If you haven't been working with layers yet, you are on a different level with all of the other designers in your field. Layers can be dynamic, beautiful and engaging elements that grab a hold of your viewers. So why wouldn't you use them?

As stated earlier, it's an eye catcher. It can really add depth to a piece and turn "pretty" into "interesting."

It's not to hard to do and a lot of programs carry this option.

It can be used to incorporate two different ideas into one graphic. For instance, you could take 7 United States flags and drop them into an outline of a star. Each flag can even be a different opacity.

It will increase memory size. Not too much though. You won't be able to see any differences in work flow unless you are using a 386. That's old PC humor...

Printing different shades of colors is different than what you see on the computer screen. But then again, a lot of print jobs hit this speed bump.

So how is it done? The concept is really simple. Imagine you have a projector; the old projectors that were used in schools back in the 1980s and 1990s. They all used plastic "films" which projected an image on the white screen using light. These films had images with certain opacity levels to let the light through.

In theory, this is the same as using layers. Layers are much like the "films" and can have different effects added to them and properties as well. Photoshop offers a lot of special effects and layer blending modes. Most Adobe software programs have layer options, even After Effects uses them.

Once you have the layers concept you can move on to layer effects and blending modes. This will change what you are able to do in Photoshop. Adding a gradient to a graphic layered on top of a background will look amazing if done correctly. In summary: learn what you can and practice layers. And do it often.

Feb 17, 2010

Rounded Corners Part 2

In the first tutorial we went over how to use an action to create rounded corners in Photoshop. The action used 6 guides to create a grid and then formed a selection with one rounded edge and 3 sharp corners. From there you can simply copy the layer 3 times and form a box with all 3 rounded edges. It can be a perfect square or a rectangle, but beware: once you have form the box there is a trick to editing the size.

Lets say that you have created a rectangle with the 4 layers of rounded corners. Then you merged the layers together and used it in your design. As always, your client will want to change something and give you 3 more sentences to fit inside the rectangle. The normal reaction would be to transform (cntrl + T) the rectangel. DO NOT DO THIS. If you transform the merged cornered box the rounded edges will "warp" or sag. I will now go over how to correctly and quickly transform the rectangle instead of using the free transform tool.

Select the rectangular marque tool (M). Use the marque tool to cut the box in half by simply selecting half of the box and then select the Move tool (V) while the box is still selected. Nudge the selection to the right or left or grab it and move it. If you would like to keep it clean, hold down the shift key to keep the two halfs aligned. Now you have a large gap in the box. Not a problem at all. Use the marque tool again to select a flat section of the box (not the rounded portion!) and again select the Move tool. Now you will use the transform option (cntrl + T) and stretch the selection without warping the edges.

Now that you have rounded edges, you can make pill sized jelly buttons or content windows. I'll leave jelly buttons for a different tutorial.

Spatial annotation records
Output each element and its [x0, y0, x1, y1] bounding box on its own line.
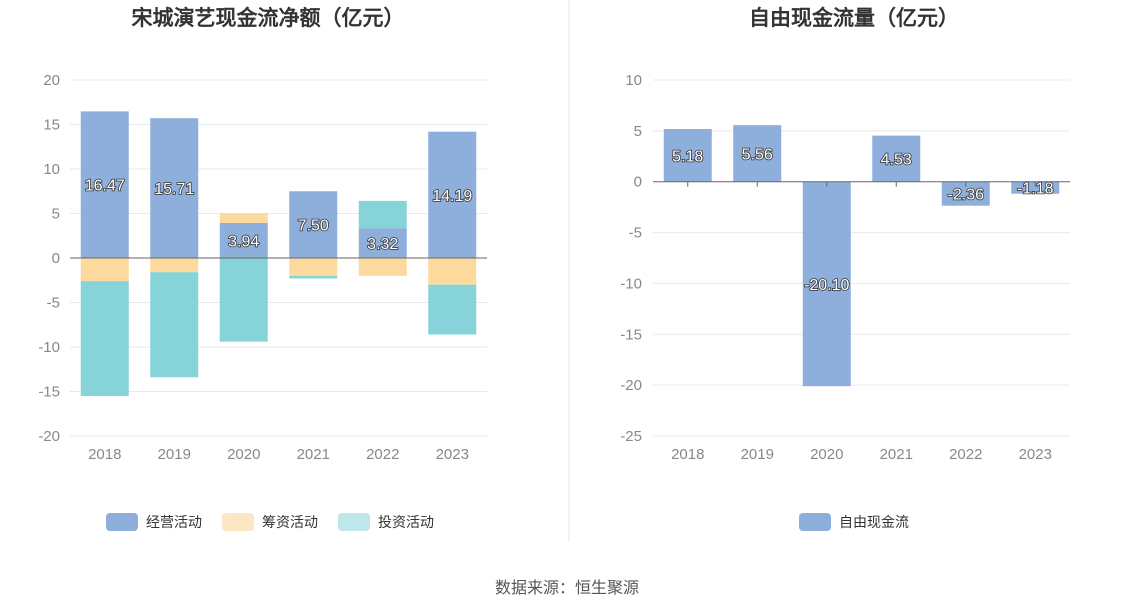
y-tick-label: 0 [634, 174, 642, 191]
y-tick-label: -15 [38, 384, 60, 401]
bar-investing [289, 275, 338, 279]
legend-label[interactable]: 经营活动 [146, 514, 202, 530]
bar-free-cash-flow [663, 129, 712, 182]
legend-swatch [106, 513, 138, 531]
y-tick-label: 10 [43, 161, 60, 178]
data-label: 4.53 [881, 152, 912, 169]
bar-investing [219, 258, 268, 342]
data-label: 5.56 [742, 146, 773, 163]
y-tick-label: -10 [620, 275, 642, 292]
x-tick-label: 2018 [671, 446, 704, 463]
legend-swatch [338, 513, 370, 531]
y-tick-label: -20 [38, 428, 60, 445]
data-label: 3.94 [228, 233, 259, 250]
bar-financing [150, 258, 199, 273]
chart-title: 宋城演艺现金流净额（亿元） [132, 6, 405, 30]
x-tick-label: 2019 [158, 446, 191, 463]
bar-free-cash-flow [802, 181, 851, 387]
y-tick-label: 5 [52, 206, 60, 223]
bar-operating [428, 131, 477, 258]
bar-operating [358, 228, 407, 258]
bar-financing [219, 213, 268, 223]
data-label: 3.32 [367, 236, 398, 253]
y-tick-label: 20 [43, 72, 60, 89]
bar-financing [358, 258, 407, 276]
x-tick-label: 2019 [741, 446, 774, 463]
bar-investing [358, 200, 407, 229]
bar-operating [150, 118, 199, 258]
y-tick-label: -5 [629, 225, 642, 242]
chart-cash-flow-net: 宋城演艺现金流净额（亿元） 20 15 10 5 0 -5 -10 -15 -20 2018 2019… [38, 6, 487, 531]
y-tick-label: 15 [43, 117, 60, 134]
legend-swatch [799, 513, 831, 531]
bar-financing [80, 258, 129, 282]
legend-label[interactable]: 投资活动 [378, 514, 434, 530]
legend-label[interactable]: 筹资活动 [262, 514, 318, 530]
bar-free-cash-flow [733, 125, 782, 182]
legend-swatch [222, 513, 254, 531]
data-label: -1.18 [1017, 181, 1054, 198]
y-tick-label: -10 [38, 339, 60, 356]
bar-operating [289, 191, 338, 258]
bar-free-cash-flow [872, 135, 921, 182]
x-tick-label: 2023 [436, 446, 469, 463]
bar-financing [428, 258, 477, 285]
x-tick-label: 2023 [1019, 446, 1052, 463]
chart-free-cash-flow: 自由现金流量（亿元） 10 5 0 -5 -10 -15 -20 -25 2018 2019 2020… [620, 6, 1070, 531]
y-tick-label: 10 [625, 72, 642, 89]
data-label: 15.71 [154, 181, 194, 198]
legend-label[interactable]: 自由现金流 [839, 514, 909, 530]
chart-title: 自由现金流量（亿元） [749, 6, 959, 30]
y-tick-label: -5 [47, 295, 60, 312]
bar-financing [289, 258, 338, 276]
y-tick-label: 0 [52, 250, 60, 267]
y-tick-label: -25 [620, 428, 642, 445]
data-label: 16.47 [85, 178, 125, 195]
data-label: 14.19 [432, 188, 472, 205]
x-tick-label: 2022 [366, 446, 399, 463]
bar-operating [219, 222, 268, 258]
data-source: 数据来源：恒生聚源 [494, 580, 639, 597]
bar-operating [80, 111, 129, 259]
x-tick-label: 2018 [88, 446, 121, 463]
bar-investing [80, 281, 129, 396]
data-label: -20.10 [804, 277, 849, 294]
data-label: 5.18 [672, 148, 703, 165]
bar-free-cash-flow [1011, 181, 1060, 194]
y-tick-label: -20 [620, 377, 642, 394]
x-tick-label: 2020 [227, 446, 260, 463]
bar-investing [150, 272, 199, 378]
x-tick-label: 2021 [880, 446, 913, 463]
x-tick-label: 2022 [949, 446, 982, 463]
y-tick-label: -15 [620, 326, 642, 343]
x-tick-label: 2020 [810, 446, 843, 463]
x-tick-label: 2021 [297, 446, 330, 463]
data-label: 7.50 [298, 218, 329, 235]
bar-investing [428, 284, 477, 335]
data-label: -2.36 [948, 187, 985, 204]
y-tick-label: 5 [634, 123, 642, 140]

## Required work
Transcribe the part of the Photoshop text that begins at the words "Once you have the" and ends after the words "do it often.".

## Solution to the exercise
Once you have the layers concept you can move on to layer effects and blending modes. This will change what you are able to do in Photoshop. Adding a gradient to a graphic layered on top of a background will look amazing if done correctly. In summary: learn what you can and practice layers. And do it often.